*SUPPLIED TEXT:*
□ □ □ □ □ □ □
- cover art by Pixiv artist Ninamo
- Developer: Glitch Pitch
- Publisher: Playism
- Designers: Justin Kuiper; Max Rogozin;
- Programmer: Max Rogozin
- Artist: Aiwa
- Writer: Justin Kuiper
- Composers: Kobishi; Naisu;
- Platforms: Microsoft Windows; Nintendo Switch; PlayStation 4; PlayStation 5;
- Release: Microsoft Windows; WW: 27 July 2021; ; Nintendo Switch, PlayStation 4, PlayStation 5; WW: 25 August 2022; ;
- Genre: Business simulation
- Mode: Single-player

= Idol Manager =

2021 business simulation video game

Idol Manager is a business simulation game developed by Glitch Pitch and published by Playism. It was initially released on Microsoft Windows on 27 July 2021, with the ported versions of Nintendo Switch, PlayStation 4 and PlayStation 5 available on 25 August 2022.

A sequel focusing on VTubers, Idol Manager: Virtual Venture, is planned to be released in 2027.

==Gameplay==
Idol Manager provides a free-play mode and a story mode. The story mode features three difficulties and multiple endings. In the video game, players take on the role of a business manager, who is responsible for the daily trainings and commercial activities of Japanese idol groups. The game also features random events, allowing players to navigate through PR disasters and defuse tensions between group members.
□ □ □ □ □ □ □
*ACTIONS TO TAKE:*
1. Can you rewrite the paragraph of the Idol Manager article that begins "Idol Manager provides a free-play mode" as a short bulleted list that keeps its main facts?
2. How would you sum up the Idol Manager article in two sentences?
3. Could you resume the Idol Manager article after its last sentence?
The entries that follow come from a different source than the Idol Manager article.
□ □ □ □ □ □ □
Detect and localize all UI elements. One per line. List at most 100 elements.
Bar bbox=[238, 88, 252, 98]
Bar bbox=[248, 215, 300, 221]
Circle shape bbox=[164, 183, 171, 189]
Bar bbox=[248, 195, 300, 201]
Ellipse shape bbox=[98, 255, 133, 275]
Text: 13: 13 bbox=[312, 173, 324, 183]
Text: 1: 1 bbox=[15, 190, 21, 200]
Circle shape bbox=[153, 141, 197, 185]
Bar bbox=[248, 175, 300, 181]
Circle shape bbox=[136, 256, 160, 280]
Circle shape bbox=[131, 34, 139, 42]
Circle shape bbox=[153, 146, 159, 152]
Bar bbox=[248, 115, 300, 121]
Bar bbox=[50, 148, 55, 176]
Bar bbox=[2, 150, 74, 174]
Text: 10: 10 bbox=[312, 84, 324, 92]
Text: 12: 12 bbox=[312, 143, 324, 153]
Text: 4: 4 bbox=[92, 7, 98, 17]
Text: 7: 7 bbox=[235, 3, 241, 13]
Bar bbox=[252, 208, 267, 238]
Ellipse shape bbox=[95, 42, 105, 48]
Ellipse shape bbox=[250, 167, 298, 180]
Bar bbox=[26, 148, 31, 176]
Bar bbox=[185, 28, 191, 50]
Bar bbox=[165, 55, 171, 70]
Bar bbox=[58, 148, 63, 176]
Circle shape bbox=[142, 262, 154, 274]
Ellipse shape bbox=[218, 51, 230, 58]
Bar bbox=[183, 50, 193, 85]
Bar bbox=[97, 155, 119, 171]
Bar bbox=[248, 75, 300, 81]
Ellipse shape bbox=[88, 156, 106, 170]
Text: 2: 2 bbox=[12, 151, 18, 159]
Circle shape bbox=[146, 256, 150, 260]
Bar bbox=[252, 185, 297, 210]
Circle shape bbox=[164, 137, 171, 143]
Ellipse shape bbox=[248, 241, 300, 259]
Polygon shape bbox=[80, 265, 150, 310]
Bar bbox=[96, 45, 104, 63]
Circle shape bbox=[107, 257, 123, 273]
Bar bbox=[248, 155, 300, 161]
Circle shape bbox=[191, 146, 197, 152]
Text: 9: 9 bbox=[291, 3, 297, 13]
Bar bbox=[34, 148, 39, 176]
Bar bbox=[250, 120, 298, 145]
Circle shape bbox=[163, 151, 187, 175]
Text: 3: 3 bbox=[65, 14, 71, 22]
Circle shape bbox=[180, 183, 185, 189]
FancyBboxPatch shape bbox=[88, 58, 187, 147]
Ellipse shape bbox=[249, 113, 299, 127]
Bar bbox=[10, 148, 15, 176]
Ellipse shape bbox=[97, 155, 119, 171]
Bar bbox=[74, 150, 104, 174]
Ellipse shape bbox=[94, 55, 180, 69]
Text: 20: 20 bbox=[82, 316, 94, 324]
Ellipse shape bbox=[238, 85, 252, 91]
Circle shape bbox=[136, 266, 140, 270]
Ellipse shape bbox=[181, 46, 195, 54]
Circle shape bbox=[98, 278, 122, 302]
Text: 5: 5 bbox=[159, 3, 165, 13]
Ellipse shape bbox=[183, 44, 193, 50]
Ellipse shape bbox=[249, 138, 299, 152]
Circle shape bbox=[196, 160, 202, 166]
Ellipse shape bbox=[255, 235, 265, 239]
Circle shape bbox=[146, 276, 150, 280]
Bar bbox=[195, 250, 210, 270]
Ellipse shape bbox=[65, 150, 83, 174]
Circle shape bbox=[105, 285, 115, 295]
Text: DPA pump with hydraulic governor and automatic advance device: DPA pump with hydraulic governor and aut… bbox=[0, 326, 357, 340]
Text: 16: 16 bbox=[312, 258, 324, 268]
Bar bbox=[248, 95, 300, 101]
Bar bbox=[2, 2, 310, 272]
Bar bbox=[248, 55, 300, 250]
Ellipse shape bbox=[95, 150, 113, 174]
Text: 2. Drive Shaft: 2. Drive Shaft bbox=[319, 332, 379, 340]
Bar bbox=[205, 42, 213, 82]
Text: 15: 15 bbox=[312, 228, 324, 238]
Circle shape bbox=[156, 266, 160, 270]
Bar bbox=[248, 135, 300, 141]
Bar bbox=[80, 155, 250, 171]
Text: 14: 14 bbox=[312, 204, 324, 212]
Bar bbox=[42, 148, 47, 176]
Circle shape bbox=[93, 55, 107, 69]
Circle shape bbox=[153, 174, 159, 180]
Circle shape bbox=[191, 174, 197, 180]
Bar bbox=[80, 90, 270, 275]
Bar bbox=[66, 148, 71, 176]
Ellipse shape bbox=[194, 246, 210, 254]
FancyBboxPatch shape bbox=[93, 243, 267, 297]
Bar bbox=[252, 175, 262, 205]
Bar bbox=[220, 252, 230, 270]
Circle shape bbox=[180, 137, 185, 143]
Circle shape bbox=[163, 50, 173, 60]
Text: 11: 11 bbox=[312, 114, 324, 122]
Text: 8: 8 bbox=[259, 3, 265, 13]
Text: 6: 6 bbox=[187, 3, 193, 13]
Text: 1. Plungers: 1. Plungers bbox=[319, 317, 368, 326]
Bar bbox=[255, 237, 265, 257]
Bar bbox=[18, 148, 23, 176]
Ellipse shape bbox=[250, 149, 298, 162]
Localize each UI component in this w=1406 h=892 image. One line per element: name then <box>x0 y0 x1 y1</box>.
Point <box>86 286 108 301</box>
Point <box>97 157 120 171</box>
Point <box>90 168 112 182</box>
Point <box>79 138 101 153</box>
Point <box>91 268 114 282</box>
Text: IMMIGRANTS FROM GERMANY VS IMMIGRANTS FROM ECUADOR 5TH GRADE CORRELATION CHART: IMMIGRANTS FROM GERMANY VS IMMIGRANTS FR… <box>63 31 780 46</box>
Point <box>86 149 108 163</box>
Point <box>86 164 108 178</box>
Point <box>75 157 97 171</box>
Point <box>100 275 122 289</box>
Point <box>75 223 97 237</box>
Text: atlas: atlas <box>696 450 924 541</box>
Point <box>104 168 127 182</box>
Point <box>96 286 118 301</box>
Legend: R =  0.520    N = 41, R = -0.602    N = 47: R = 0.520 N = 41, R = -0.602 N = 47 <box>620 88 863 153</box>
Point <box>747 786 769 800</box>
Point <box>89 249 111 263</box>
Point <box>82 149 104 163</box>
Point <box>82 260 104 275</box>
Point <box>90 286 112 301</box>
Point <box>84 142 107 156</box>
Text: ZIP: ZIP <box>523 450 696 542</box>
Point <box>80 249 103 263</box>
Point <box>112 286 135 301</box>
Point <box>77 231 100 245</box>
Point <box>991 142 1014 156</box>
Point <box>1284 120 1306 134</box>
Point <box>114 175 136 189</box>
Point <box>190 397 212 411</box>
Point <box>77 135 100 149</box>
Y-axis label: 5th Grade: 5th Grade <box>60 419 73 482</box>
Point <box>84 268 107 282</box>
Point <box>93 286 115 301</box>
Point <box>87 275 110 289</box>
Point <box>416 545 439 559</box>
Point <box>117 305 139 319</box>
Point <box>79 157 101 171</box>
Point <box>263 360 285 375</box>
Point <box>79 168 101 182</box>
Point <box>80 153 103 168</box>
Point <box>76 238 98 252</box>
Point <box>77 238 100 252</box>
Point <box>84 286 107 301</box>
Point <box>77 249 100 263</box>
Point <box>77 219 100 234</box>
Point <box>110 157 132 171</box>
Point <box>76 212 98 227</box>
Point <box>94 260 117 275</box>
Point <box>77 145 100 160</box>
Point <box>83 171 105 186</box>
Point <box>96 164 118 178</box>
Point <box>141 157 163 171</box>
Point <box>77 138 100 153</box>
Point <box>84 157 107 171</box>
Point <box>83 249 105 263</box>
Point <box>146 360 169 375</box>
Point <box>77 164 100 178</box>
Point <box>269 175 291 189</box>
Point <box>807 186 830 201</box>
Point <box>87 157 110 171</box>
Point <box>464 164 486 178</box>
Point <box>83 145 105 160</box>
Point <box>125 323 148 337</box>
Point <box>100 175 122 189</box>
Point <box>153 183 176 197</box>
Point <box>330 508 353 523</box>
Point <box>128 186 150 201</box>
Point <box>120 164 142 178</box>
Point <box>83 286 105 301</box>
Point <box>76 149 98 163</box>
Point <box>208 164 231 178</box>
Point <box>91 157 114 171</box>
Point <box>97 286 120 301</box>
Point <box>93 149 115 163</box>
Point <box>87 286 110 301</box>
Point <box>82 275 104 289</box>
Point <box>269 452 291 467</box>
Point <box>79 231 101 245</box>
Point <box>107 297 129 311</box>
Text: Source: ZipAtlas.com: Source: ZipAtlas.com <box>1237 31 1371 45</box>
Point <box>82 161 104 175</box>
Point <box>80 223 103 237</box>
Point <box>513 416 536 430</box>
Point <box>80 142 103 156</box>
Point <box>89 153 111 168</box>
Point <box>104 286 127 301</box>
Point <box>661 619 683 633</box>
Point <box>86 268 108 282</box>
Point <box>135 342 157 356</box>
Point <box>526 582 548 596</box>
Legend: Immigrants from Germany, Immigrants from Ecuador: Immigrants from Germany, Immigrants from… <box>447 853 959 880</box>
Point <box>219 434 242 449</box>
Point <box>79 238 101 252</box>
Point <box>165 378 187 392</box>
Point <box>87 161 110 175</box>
□ □ □ □ □ □ □
*WRITTEN ANSWERS:*
1.
- Two modes: free-play and story
- Story mode has three difficulties and multiple endings
- Players act as a business manager overseeing the daily training and commercial activities of Japanese idol groups
- Random events have players handle PR disasters and ease tensions between group members

2. Idol Manager is a business simulation game from Glitch Pitch, published by Playism, released on Microsoft Windows on 27 July 2021 and on Nintendo Switch, PlayStation 4 and PlayStation 5 on 25 August 2022. It offers free-play and story modes in which players manage the training and commercial activities of Japanese idol groups, and a VTuber-focused sequel, Idol Manager: Virtual Venture, is planned for 2027.

3.
==Development and release==
Idol Manager was revealed at E3 2020. It was developed by Glitch Pitch, an indie game studio located in Russia, and published by the Japanese independent video game publisher Playism. The in-game images and cover art are created by Pixiv artists. The game was launched on 27 July 2021 for Microsoft Windows via Steam. The Nintendo Switch, PlayStation 4 and PlayStation 5 versions were released on 25 August 2022.

==Reception==

Idol Manager received "mixed or average" reviews for the Microsoft Windows version according to review aggregator Metacritic.

Tilly Lawton of Pocket Tactics rated the game an 8 out of 10, praising the game is fascinating and in good combination with its visual novel aspects, but wrote the game is "not for everyone" and pointed out the UI system of the game is somewhat inconvenient.

Allen Kesinger of COGconnected gave 89 out of 100, also praising the game's Gal-game art style, but criticized the game's buggy UI as well.

Aggregate score
| Aggregator | Score |
|---|---|
| Metacritic | 73/100 |

== Legacy ==
A sequel focusing on VTubers, Idol Manager: Virtual Venture, was announced on May 10, 2026 and is slated for a 2027 early access release on Steam.